:: Dataset listings of figures ::

********

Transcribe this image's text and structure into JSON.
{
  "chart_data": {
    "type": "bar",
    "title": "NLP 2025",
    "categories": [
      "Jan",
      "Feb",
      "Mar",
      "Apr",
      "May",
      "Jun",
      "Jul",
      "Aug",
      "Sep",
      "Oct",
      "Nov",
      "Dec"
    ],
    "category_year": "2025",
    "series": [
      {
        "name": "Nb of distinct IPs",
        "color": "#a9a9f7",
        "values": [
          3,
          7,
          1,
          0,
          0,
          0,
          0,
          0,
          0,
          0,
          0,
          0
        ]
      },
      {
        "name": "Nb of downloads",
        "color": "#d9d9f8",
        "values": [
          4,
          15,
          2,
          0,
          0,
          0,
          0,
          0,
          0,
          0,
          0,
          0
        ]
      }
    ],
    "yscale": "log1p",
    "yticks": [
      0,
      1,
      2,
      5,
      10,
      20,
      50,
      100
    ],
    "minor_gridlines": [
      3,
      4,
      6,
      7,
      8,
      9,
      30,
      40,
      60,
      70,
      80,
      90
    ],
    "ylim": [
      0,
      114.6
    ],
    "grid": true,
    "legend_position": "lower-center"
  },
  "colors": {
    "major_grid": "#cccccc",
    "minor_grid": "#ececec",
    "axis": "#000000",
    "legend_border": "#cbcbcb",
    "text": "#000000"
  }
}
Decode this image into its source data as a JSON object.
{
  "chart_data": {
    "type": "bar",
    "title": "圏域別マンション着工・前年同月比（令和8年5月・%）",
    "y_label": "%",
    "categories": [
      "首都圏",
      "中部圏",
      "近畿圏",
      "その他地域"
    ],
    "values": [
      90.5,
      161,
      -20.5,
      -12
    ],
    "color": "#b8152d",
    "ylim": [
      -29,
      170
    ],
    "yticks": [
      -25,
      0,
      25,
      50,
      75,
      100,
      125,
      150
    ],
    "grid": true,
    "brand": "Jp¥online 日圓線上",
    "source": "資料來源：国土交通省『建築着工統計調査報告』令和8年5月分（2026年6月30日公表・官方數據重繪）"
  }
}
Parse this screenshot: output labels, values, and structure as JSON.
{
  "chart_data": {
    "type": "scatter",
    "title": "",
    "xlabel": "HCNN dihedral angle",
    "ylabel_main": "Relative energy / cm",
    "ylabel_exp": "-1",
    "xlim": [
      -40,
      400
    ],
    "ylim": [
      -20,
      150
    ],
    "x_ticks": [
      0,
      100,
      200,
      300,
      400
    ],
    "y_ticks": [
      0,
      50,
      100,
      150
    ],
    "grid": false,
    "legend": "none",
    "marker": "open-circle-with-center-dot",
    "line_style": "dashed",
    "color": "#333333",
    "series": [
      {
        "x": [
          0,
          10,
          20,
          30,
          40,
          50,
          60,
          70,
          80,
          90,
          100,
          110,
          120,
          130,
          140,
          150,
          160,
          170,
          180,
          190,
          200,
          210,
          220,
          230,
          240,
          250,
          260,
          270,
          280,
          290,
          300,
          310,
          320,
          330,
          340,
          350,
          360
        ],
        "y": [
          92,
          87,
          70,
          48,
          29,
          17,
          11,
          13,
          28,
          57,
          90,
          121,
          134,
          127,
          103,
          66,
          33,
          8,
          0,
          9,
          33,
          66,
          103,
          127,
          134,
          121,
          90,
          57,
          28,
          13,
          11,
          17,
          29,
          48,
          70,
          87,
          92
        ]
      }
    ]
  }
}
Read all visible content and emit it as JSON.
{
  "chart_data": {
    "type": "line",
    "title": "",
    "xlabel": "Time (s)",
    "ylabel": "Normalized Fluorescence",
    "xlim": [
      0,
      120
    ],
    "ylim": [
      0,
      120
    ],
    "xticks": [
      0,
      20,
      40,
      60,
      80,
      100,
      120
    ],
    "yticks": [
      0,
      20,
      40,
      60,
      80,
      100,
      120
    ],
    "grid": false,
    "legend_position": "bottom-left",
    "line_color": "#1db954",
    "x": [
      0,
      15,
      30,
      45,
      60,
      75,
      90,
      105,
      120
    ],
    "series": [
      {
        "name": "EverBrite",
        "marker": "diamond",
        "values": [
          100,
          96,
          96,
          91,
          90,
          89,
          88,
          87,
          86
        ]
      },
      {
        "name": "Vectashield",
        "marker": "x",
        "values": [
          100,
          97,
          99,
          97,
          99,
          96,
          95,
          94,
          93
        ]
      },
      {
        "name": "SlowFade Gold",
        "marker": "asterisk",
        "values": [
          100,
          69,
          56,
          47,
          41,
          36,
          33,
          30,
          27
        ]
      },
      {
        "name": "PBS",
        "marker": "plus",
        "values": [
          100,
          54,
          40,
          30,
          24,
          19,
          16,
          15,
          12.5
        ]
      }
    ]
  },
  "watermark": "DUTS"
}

********

:: PROBLEM DETAILS ::
Print all the data exactly.

:: EXPECTED ANSWER ::
Transcribe this image's text and structure into JSON.
{
  "chart_data": {
    "type": "bar",
    "title": "NLP 2025",
    "categories": [
      "Jan",
      "Feb",
      "Mar",
      "Apr",
      "May",
      "Jun",
      "Jul",
      "Aug",
      "Sep",
      "Oct",
      "Nov",
      "Dec"
    ],
    "category_year": "2025",
    "series": [
      {
        "name": "Nb of distinct IPs",
        "color": "#a9a9f7",
        "values": [
          3,
          7,
          1,
          0,
          0,
          0,
          0,
          0,
          0,
          0,
          0,
          0
        ]
      },
      {
        "name": "Nb of downloads",
        "color": "#d9d9f8",
        "values": [
          4,
          15,
          2,
          0,
          0,
          0,
          0,
          0,
          0,
          0,
          0,
          0
        ]
      }
    ],
    "yscale": "log1p",
    "yticks": [
      0,
      1,
      2,
      5,
      10,
      20,
      50,
      100
    ],
    "minor_gridlines": [
      3,
      4,
      6,
      7,
      8,
      9,
      30,
      40,
      60,
      70,
      80,
      90
    ],
    "ylim": [
      0,
      114.6
    ],
    "grid": true,
    "legend_position": "lower-center"
  },
  "colors": {
    "major_grid": "#cccccc",
    "minor_grid": "#ececec",
    "axis": "#000000",
    "legend_border": "#cbcbcb",
    "text": "#000000"
  }
}
Decode this image into its source data as a JSON object.
{
  "chart_data": {
    "type": "bar",
    "title": "圏域別マンション着工・前年同月比（令和8年5月・%）",
    "y_label": "%",
    "categories": [
      "首都圏",
      "中部圏",
      "近畿圏",
      "その他地域"
    ],
    "values": [
      90.5,
      161,
      -20.5,
      -12
    ],
    "color": "#b8152d",
    "ylim": [
      -29,
      170
    ],
    "yticks": [
      -25,
      0,
      25,
      50,
      75,
      100,
      125,
      150
    ],
    "grid": true,
    "brand": "Jp¥online 日圓線上",
    "source": "資料來源：国土交通省『建築着工統計調査報告』令和8年5月分（2026年6月30日公表・官方數據重繪）"
  }
}
Parse this screenshot: output labels, values, and structure as JSON.
{
  "chart_data": {
    "type": "scatter",
    "title": "",
    "xlabel": "HCNN dihedral angle",
    "ylabel_main": "Relative energy / cm",
    "ylabel_exp": "-1",
    "xlim": [
      -40,
      400
    ],
    "ylim": [
      -20,
      150
    ],
    "x_ticks": [
      0,
      100,
      200,
      300,
      400
    ],
    "y_ticks": [
      0,
      50,
      100,
      150
    ],
    "grid": false,
    "legend": "none",
    "marker": "open-circle-with-center-dot",
    "line_style": "dashed",
    "color": "#333333",
    "series": [
      {
        "x": [
          0,
          10,
          20,
          30,
          40,
          50,
          60,
          70,
          80,
          90,
          100,
          110,
          120,
          130,
          140,
          150,
          160,
          170,
          180,
          190,
          200,
          210,
          220,
          230,
          240,
          250,
          260,
          270,
          280,
          290,
          300,
          310,
          320,
          330,
          340,
          350,
          360
        ],
        "y": [
          92,
          87,
          70,
          48,
          29,
          17,
          11,
          13,
          28,
          57,
          90,
          121,
          134,
          127,
          103,
          66,
          33,
          8,
          0,
          9,
          33,
          66,
          103,
          127,
          134,
          121,
          90,
          57,
          28,
          13,
          11,
          17,
          29,
          48,
          70,
          87,
          92
        ]
      }
    ]
  }
}
Read all visible content and emit it as JSON.
{
  "chart_data": {
    "type": "line",
    "title": "",
    "xlabel": "Time (s)",
    "ylabel": "Normalized Fluorescence",
    "xlim": [
      0,
      120
    ],
    "ylim": [
      0,
      120
    ],
    "xticks": [
      0,
      20,
      40,
      60,
      80,
      100,
      120
    ],
    "yticks": [
      0,
      20,
      40,
      60,
      80,
      100,
      120
    ],
    "grid": false,
    "legend_position": "bottom-left",
    "line_color": "#1db954",
    "x": [
      0,
      15,
      30,
      45,
      60,
      75,
      90,
      105,
      120
    ],
    "series": [
      {
        "name": "EverBrite",
        "marker": "diamond",
        "values": [
          100,
          96,
          96,
          91,
          90,
          89,
          88,
          87,
          86
        ]
      },
      {
        "name": "Vectashield",
        "marker": "x",
        "values": [
          100,
          97,
          99,
          97,
          99,
          96,
          95,
          94,
          93
        ]
      },
      {
        "name": "SlowFade Gold",
        "marker": "asterisk",
        "values": [
          100,
          69,
          56,
          47,
          41,
          36,
          33,
          30,
          27
        ]
      },
      {
        "name": "PBS",
        "marker": "plus",
        "values": [
          100,
          54,
          40,
          30,
          24,
          19,
          16,
          15,
          12.5
        ]
      }
    ]
  },
  "watermark": "DUTS"
}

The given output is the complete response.